* Begin Dataset rows *

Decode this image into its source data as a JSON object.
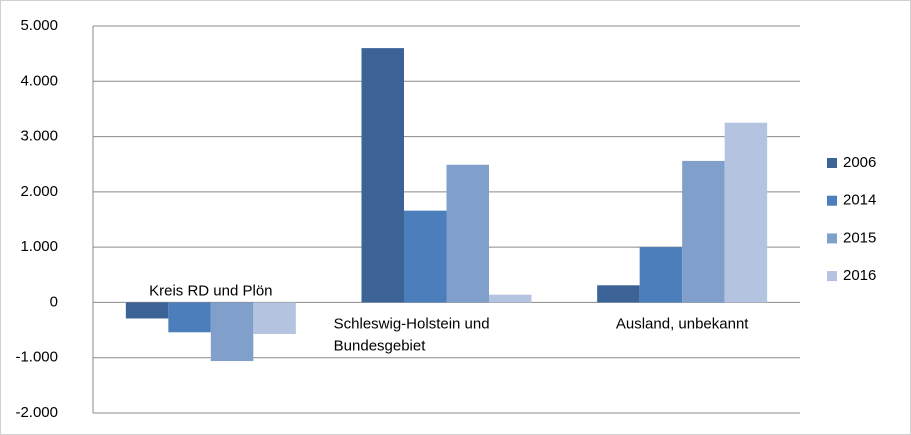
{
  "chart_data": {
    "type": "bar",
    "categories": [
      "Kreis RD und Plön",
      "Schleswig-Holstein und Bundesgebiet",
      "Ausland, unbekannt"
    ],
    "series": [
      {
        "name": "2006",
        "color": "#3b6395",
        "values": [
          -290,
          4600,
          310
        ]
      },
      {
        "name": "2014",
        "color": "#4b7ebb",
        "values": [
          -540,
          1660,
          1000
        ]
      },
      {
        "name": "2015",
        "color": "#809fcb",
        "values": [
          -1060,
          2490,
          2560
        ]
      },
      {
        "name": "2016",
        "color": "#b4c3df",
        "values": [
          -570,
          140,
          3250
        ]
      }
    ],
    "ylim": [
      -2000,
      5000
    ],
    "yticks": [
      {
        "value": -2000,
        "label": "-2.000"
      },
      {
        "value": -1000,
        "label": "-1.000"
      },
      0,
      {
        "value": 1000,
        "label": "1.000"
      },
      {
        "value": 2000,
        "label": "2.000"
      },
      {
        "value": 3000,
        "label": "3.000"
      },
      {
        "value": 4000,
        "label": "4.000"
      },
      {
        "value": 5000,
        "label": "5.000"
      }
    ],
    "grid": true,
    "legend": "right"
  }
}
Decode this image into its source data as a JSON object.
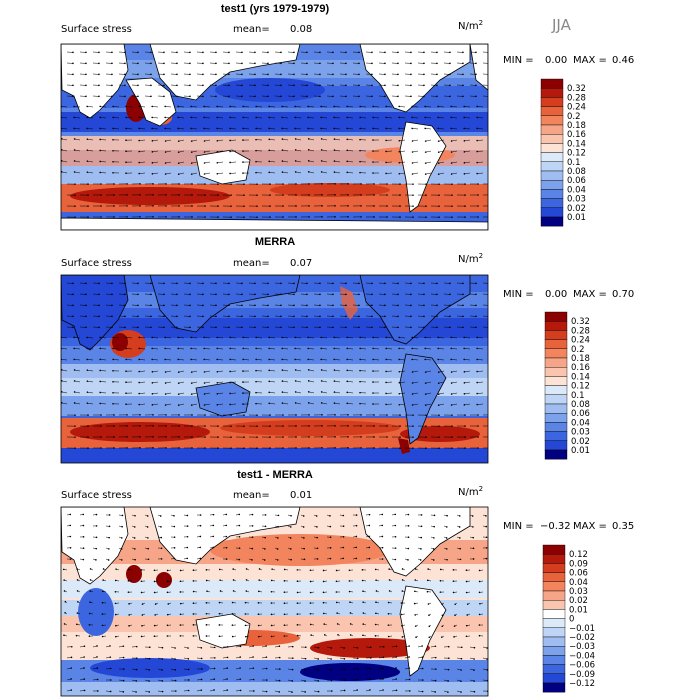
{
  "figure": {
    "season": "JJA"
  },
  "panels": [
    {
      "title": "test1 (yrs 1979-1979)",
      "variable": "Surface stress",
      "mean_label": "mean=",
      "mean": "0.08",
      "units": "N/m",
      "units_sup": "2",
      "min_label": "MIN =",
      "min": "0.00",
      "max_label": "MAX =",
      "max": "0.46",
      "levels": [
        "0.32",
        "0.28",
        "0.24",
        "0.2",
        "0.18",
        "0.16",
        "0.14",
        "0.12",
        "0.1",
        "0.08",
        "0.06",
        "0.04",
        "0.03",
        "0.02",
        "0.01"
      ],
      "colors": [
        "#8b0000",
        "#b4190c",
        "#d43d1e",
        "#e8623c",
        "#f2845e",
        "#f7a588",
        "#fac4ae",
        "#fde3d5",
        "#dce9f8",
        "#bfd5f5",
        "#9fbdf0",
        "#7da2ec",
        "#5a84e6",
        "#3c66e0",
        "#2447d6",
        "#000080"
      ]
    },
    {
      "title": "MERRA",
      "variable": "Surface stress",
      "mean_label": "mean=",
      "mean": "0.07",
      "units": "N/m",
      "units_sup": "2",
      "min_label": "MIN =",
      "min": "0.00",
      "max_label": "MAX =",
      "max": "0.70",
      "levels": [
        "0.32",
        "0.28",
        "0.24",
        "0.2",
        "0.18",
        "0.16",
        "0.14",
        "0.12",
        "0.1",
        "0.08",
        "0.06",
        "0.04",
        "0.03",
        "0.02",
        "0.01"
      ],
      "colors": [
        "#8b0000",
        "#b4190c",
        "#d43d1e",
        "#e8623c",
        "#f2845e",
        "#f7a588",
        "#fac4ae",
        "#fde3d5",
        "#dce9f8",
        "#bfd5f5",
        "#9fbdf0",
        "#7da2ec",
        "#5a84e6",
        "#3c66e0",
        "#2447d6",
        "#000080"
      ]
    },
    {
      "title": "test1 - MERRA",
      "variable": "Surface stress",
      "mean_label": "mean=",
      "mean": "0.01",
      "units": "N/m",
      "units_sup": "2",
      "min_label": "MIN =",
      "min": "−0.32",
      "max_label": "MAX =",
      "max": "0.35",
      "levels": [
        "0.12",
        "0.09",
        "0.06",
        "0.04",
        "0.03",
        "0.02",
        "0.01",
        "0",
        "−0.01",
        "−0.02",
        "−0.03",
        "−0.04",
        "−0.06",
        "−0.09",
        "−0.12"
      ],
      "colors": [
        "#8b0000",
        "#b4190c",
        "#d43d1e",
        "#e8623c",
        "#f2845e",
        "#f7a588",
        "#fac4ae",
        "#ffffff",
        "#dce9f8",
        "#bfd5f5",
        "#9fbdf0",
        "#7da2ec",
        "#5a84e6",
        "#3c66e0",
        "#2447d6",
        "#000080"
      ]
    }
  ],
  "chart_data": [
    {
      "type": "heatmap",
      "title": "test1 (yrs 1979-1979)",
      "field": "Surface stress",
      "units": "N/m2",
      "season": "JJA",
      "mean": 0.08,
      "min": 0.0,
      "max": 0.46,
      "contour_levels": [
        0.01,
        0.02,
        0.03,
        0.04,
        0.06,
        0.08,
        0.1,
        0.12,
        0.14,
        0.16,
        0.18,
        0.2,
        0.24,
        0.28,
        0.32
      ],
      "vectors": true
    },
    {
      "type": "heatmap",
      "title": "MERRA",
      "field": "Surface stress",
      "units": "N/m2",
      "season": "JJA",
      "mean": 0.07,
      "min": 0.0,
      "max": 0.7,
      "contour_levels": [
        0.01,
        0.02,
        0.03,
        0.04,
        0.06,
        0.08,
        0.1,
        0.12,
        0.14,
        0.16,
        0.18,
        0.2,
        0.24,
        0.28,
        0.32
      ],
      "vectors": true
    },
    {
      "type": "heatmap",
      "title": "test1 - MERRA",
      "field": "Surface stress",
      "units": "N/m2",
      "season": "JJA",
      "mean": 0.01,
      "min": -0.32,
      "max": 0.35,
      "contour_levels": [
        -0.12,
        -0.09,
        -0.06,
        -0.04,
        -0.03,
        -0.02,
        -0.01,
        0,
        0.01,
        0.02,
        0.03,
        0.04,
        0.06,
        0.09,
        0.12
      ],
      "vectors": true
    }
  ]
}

* End Dataset rows *

» Exercise aim
Take the entries shown above and quote them verbatim, passing over the pictures.

» Written reply
Decode this image into its source data as a JSON object.
{
  "chart_data": {
    "type": "bar",
    "categories": [
      "Kreis RD und Plön",
      "Schleswig-Holstein und Bundesgebiet",
      "Ausland, unbekannt"
    ],
    "series": [
      {
        "name": "2006",
        "color": "#3b6395",
        "values": [
          -290,
          4600,
          310
        ]
      },
      {
        "name": "2014",
        "color": "#4b7ebb",
        "values": [
          -540,
          1660,
          1000
        ]
      },
      {
        "name": "2015",
        "color": "#809fcb",
        "values": [
          -1060,
          2490,
          2560
        ]
      },
      {
        "name": "2016",
        "color": "#b4c3df",
        "values": [
          -570,
          140,
          3250
        ]
      }
    ],
    "ylim": [
      -2000,
      5000
    ],
    "yticks": [
      {
        "value": -2000,
        "label": "-2.000"
      },
      {
        "value": -1000,
        "label": "-1.000"
      },
      0,
      {
        "value": 1000,
        "label": "1.000"
      },
      {
        "value": 2000,
        "label": "2.000"
      },
      {
        "value": 3000,
        "label": "3.000"
      },
      {
        "value": 4000,
        "label": "4.000"
      },
      {
        "value": 5000,
        "label": "5.000"
      }
    ],
    "grid": true,
    "legend": "right"
  }
}
Decode this image into its source data as a JSON object.
{
  "figure": {
    "season": "JJA"
  },
  "panels": [
    {
      "title": "test1 (yrs 1979-1979)",
      "variable": "Surface stress",
      "mean_label": "mean=",
      "mean": "0.08",
      "units": "N/m",
      "units_sup": "2",
      "min_label": "MIN =",
      "min": "0.00",
      "max_label": "MAX =",
      "max": "0.46",
      "levels": [
        "0.32",
        "0.28",
        "0.24",
        "0.2",
        "0.18",
        "0.16",
        "0.14",
        "0.12",
        "0.1",
        "0.08",
        "0.06",
        "0.04",
        "0.03",
        "0.02",
        "0.01"
      ],
      "colors": [
        "#8b0000",
        "#b4190c",
        "#d43d1e",
        "#e8623c",
        "#f2845e",
        "#f7a588",
        "#fac4ae",
        "#fde3d5",
        "#dce9f8",
        "#bfd5f5",
        "#9fbdf0",
        "#7da2ec",
        "#5a84e6",
        "#3c66e0",
        "#2447d6",
        "#000080"
      ]
    },
    {
      "title": "MERRA",
      "variable": "Surface stress",
      "mean_label": "mean=",
      "mean": "0.07",
      "units": "N/m",
      "units_sup": "2",
      "min_label": "MIN =",
      "min": "0.00",
      "max_label": "MAX =",
      "max": "0.70",
      "levels": [
        "0.32",
        "0.28",
        "0.24",
        "0.2",
        "0.18",
        "0.16",
        "0.14",
        "0.12",
        "0.1",
        "0.08",
        "0.06",
        "0.04",
        "0.03",
        "0.02",
        "0.01"
      ],
      "colors": [
        "#8b0000",
        "#b4190c",
        "#d43d1e",
        "#e8623c",
        "#f2845e",
        "#f7a588",
        "#fac4ae",
        "#fde3d5",
        "#dce9f8",
        "#bfd5f5",
        "#9fbdf0",
        "#7da2ec",
        "#5a84e6",
        "#3c66e0",
        "#2447d6",
        "#000080"
      ]
    },
    {
      "title": "test1 - MERRA",
      "variable": "Surface stress",
      "mean_label": "mean=",
      "mean": "0.01",
      "units": "N/m",
      "units_sup": "2",
      "min_label": "MIN =",
      "min": "−0.32",
      "max_label": "MAX =",
      "max": "0.35",
      "levels": [
        "0.12",
        "0.09",
        "0.06",
        "0.04",
        "0.03",
        "0.02",
        "0.01",
        "0",
        "−0.01",
        "−0.02",
        "−0.03",
        "−0.04",
        "−0.06",
        "−0.09",
        "−0.12"
      ],
      "colors": [
        "#8b0000",
        "#b4190c",
        "#d43d1e",
        "#e8623c",
        "#f2845e",
        "#f7a588",
        "#fac4ae",
        "#ffffff",
        "#dce9f8",
        "#bfd5f5",
        "#9fbdf0",
        "#7da2ec",
        "#5a84e6",
        "#3c66e0",
        "#2447d6",
        "#000080"
      ]
    }
  ],
  "chart_data": [
    {
      "type": "heatmap",
      "title": "test1 (yrs 1979-1979)",
      "field": "Surface stress",
      "units": "N/m2",
      "season": "JJA",
      "mean": 0.08,
      "min": 0.0,
      "max": 0.46,
      "contour_levels": [
        0.01,
        0.02,
        0.03,
        0.04,
        0.06,
        0.08,
        0.1,
        0.12,
        0.14,
        0.16,
        0.18,
        0.2,
        0.24,
        0.28,
        0.32
      ],
      "vectors": true
    },
    {
      "type": "heatmap",
      "title": "MERRA",
      "field": "Surface stress",
      "units": "N/m2",
      "season": "JJA",
      "mean": 0.07,
      "min": 0.0,
      "max": 0.7,
      "contour_levels": [
        0.01,
        0.02,
        0.03,
        0.04,
        0.06,
        0.08,
        0.1,
        0.12,
        0.14,
        0.16,
        0.18,
        0.2,
        0.24,
        0.28,
        0.32
      ],
      "vectors": true
    },
    {
      "type": "heatmap",
      "title": "test1 - MERRA",
      "field": "Surface stress",
      "units": "N/m2",
      "season": "JJA",
      "mean": 0.01,
      "min": -0.32,
      "max": 0.35,
      "contour_levels": [
        -0.12,
        -0.09,
        -0.06,
        -0.04,
        -0.03,
        -0.02,
        -0.01,
        0,
        0.01,
        0.02,
        0.03,
        0.04,
        0.06,
        0.09,
        0.12
      ],
      "vectors": true
    }
  ]
}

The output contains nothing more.